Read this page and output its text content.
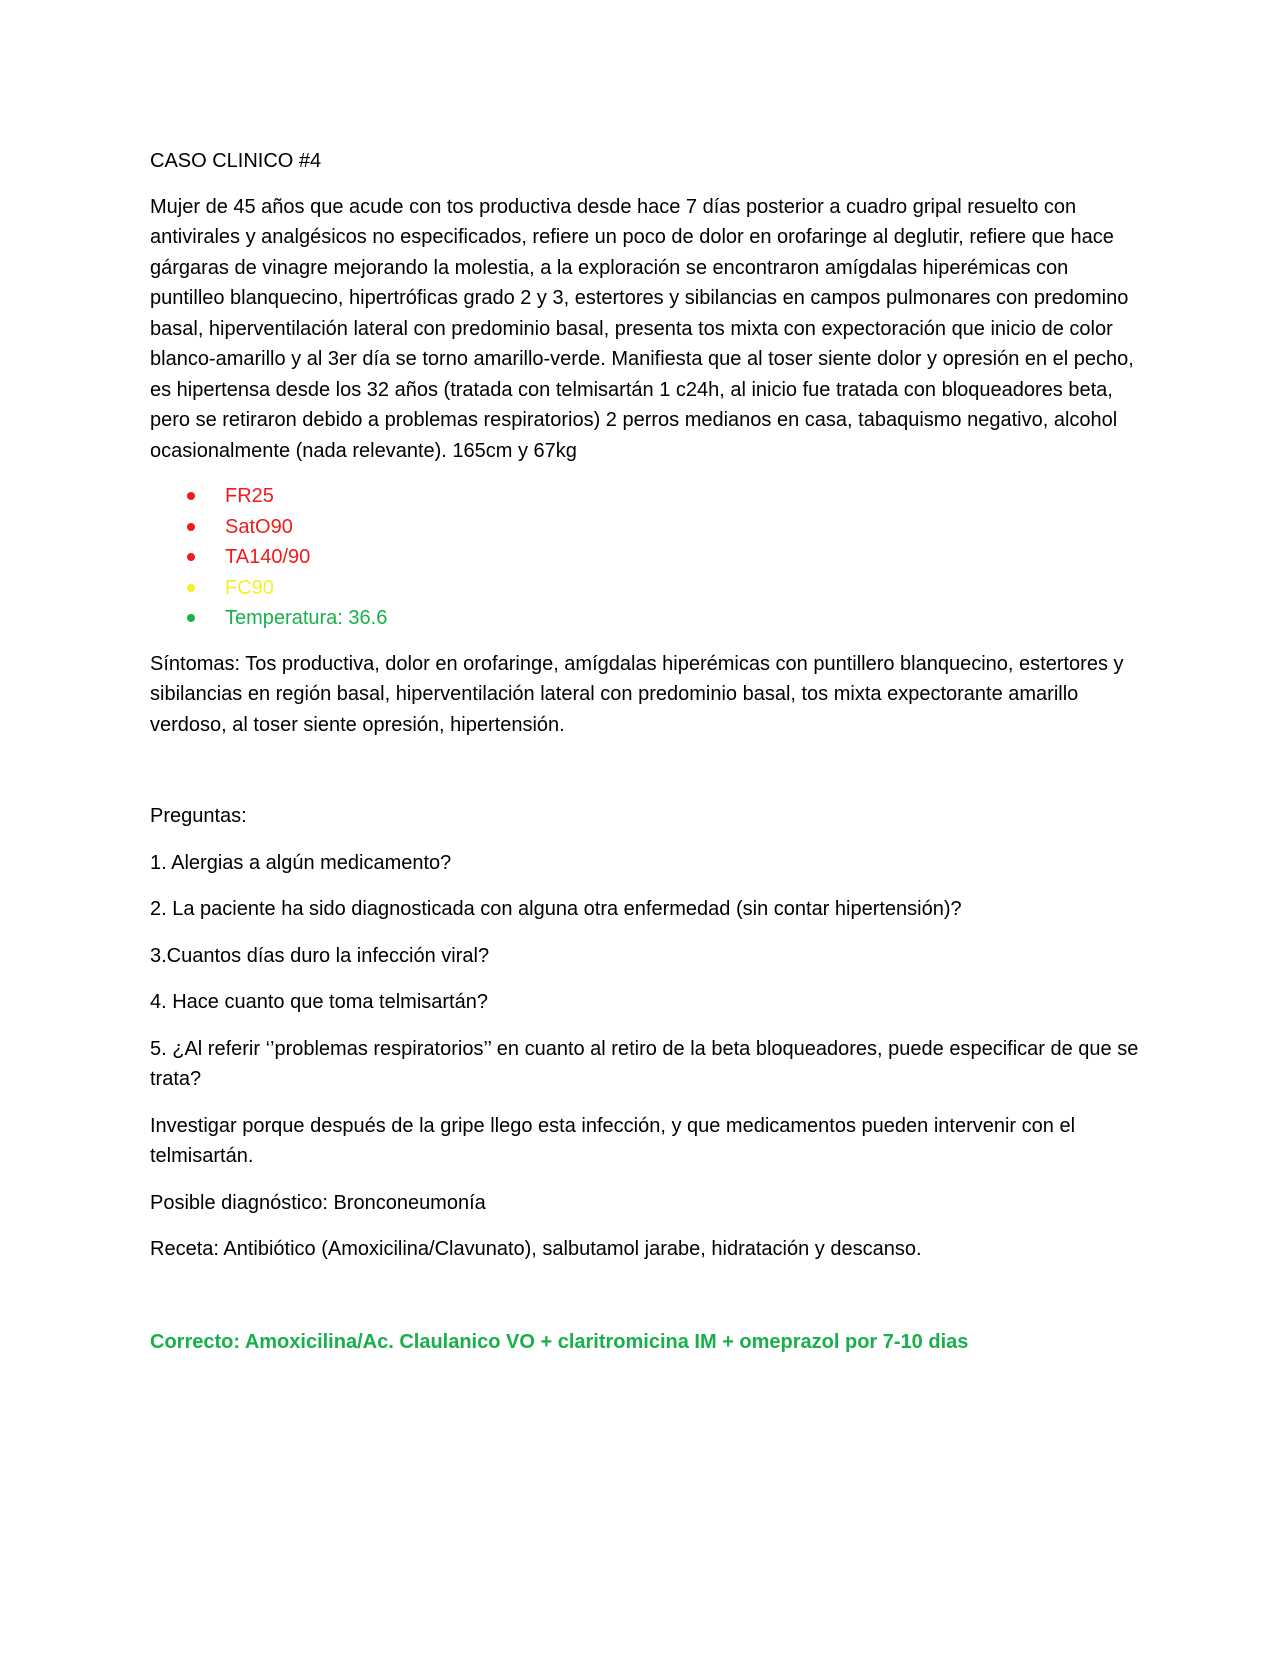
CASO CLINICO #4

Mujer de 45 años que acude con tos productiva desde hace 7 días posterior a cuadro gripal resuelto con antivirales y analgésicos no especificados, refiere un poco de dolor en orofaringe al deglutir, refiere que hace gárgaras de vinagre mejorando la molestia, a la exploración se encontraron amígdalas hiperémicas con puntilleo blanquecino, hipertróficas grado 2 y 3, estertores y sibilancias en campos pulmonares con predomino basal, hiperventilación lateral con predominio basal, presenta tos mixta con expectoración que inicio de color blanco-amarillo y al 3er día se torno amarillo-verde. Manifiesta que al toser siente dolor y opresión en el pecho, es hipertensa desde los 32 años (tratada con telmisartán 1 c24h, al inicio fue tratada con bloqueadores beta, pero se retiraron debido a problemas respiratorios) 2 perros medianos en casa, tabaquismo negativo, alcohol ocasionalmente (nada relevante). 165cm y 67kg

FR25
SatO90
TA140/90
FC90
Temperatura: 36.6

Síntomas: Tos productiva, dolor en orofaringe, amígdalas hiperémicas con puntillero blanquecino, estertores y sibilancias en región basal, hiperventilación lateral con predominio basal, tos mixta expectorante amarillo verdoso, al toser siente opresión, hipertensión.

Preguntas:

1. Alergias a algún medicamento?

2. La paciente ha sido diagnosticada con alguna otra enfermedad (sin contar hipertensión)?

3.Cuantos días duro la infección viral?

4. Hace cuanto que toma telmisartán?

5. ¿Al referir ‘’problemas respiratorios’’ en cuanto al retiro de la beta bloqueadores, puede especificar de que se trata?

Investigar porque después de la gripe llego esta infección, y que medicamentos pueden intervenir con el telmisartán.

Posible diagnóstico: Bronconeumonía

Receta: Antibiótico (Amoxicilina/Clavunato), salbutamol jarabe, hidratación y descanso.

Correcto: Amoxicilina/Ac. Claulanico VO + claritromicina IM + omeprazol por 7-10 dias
...
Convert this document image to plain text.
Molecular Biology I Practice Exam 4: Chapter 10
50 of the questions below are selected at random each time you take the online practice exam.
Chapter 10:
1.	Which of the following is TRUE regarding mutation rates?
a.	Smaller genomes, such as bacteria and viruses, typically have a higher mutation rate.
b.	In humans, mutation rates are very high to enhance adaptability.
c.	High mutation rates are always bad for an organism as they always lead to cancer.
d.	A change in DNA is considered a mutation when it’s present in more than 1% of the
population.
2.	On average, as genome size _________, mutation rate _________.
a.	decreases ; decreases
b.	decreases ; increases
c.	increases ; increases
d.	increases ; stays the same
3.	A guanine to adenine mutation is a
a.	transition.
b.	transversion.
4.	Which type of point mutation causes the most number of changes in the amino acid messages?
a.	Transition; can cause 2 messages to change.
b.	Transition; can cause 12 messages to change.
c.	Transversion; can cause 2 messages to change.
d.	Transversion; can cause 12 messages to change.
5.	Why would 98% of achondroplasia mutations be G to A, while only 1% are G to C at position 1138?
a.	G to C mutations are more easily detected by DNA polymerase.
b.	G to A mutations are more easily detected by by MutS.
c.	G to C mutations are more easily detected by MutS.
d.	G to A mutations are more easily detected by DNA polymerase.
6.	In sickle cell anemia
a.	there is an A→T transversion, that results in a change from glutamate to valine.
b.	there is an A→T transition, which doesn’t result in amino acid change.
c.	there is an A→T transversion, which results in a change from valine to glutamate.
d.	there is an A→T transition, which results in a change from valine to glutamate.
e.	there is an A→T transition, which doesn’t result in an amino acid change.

Problem to work on: Single out each line of the records above with the string "from" in it, and copy it.

Solution to this problem:
a.	there is an A→T transversion, that results in a change from glutamate to valine.
c.	there is an A→T transversion, which results in a change from valine to glutamate.
d.	there is an A→T transition, which results in a change from valine to glutamate.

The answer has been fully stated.